---- LISTED ENTRIES

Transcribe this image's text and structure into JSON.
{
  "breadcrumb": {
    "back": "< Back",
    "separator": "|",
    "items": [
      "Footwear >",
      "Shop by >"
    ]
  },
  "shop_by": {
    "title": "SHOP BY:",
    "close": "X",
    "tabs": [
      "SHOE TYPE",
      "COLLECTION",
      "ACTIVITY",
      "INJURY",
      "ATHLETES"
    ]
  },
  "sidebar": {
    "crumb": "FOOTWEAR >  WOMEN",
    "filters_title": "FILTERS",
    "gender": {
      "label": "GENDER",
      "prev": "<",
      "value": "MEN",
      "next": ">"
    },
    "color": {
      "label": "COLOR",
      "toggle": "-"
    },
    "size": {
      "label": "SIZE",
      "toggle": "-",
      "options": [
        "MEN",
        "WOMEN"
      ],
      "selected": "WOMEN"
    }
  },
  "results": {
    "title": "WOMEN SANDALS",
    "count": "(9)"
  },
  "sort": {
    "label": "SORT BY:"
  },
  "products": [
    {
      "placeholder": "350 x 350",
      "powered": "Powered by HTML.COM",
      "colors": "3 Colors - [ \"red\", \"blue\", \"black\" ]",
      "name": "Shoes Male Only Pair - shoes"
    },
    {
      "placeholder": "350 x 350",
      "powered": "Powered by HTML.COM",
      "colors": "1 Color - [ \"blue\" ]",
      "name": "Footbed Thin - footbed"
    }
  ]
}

--------
---- LISTED ENTRIES

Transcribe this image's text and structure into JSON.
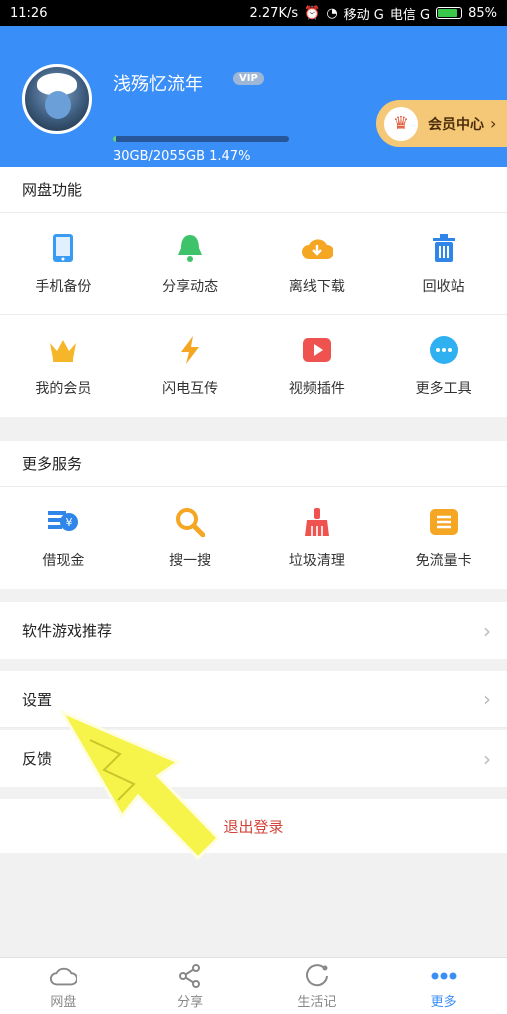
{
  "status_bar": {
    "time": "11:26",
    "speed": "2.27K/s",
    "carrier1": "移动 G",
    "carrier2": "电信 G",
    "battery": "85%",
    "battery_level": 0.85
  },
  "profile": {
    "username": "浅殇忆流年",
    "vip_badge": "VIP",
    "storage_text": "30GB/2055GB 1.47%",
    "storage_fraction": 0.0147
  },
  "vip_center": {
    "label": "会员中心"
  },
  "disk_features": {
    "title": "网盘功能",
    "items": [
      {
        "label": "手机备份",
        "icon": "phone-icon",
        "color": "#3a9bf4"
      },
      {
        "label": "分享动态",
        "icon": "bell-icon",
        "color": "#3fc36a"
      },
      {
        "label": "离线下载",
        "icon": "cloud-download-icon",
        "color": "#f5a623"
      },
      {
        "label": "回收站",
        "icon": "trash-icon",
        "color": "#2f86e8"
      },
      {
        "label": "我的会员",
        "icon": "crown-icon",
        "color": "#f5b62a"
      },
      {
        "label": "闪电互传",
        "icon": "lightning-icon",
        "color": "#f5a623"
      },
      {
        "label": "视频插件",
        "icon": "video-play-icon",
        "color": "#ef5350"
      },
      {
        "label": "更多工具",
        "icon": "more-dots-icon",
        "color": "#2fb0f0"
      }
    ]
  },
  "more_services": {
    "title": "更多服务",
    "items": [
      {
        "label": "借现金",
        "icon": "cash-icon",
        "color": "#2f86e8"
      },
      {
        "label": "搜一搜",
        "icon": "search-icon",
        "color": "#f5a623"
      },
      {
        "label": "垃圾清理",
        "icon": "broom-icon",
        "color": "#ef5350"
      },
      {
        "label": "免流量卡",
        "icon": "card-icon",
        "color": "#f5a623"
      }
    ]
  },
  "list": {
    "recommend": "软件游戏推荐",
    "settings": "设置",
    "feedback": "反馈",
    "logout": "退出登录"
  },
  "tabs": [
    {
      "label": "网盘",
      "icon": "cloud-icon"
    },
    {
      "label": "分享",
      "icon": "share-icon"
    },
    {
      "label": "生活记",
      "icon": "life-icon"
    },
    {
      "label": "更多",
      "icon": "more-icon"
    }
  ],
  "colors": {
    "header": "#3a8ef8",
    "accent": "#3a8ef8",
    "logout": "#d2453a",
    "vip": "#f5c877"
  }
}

--------
---- LISTED ENTRIES

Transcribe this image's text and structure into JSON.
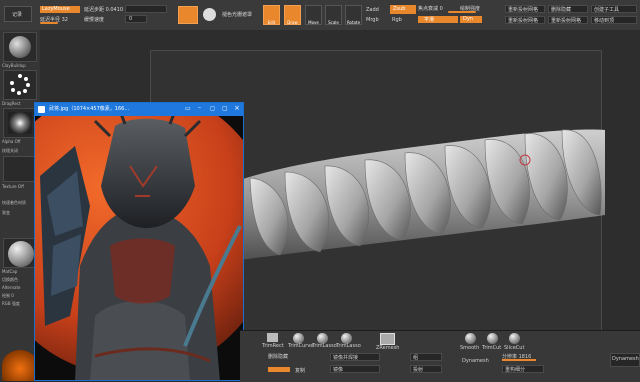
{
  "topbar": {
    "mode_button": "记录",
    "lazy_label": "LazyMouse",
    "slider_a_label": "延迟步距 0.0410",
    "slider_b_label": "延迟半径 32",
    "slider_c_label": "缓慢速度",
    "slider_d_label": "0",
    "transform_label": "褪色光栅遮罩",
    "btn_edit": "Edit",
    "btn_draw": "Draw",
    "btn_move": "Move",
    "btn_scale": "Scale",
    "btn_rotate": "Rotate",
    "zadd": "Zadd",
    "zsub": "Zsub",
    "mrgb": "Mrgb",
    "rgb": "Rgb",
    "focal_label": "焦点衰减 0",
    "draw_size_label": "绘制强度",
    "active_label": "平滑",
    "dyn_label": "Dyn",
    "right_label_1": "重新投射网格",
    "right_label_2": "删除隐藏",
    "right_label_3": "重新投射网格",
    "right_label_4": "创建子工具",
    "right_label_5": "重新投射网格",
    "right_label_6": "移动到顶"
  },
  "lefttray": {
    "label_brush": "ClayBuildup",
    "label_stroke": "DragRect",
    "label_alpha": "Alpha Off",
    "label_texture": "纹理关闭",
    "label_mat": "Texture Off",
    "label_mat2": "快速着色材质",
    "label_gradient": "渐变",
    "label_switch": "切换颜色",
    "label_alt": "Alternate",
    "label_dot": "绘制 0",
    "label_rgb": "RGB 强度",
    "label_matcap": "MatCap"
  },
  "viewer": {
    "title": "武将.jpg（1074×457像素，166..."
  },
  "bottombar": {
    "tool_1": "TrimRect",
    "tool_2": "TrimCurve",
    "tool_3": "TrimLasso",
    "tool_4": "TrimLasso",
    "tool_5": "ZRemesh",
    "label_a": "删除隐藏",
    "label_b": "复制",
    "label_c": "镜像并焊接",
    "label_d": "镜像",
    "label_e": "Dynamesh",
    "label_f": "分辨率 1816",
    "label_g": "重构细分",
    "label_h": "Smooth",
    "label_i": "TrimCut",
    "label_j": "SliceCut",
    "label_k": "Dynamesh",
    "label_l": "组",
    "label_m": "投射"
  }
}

--------

SHORT TASK: Find how many lines of the listing include the string "重新投射网格" and give that number, nothing else.

SOLUTION: 3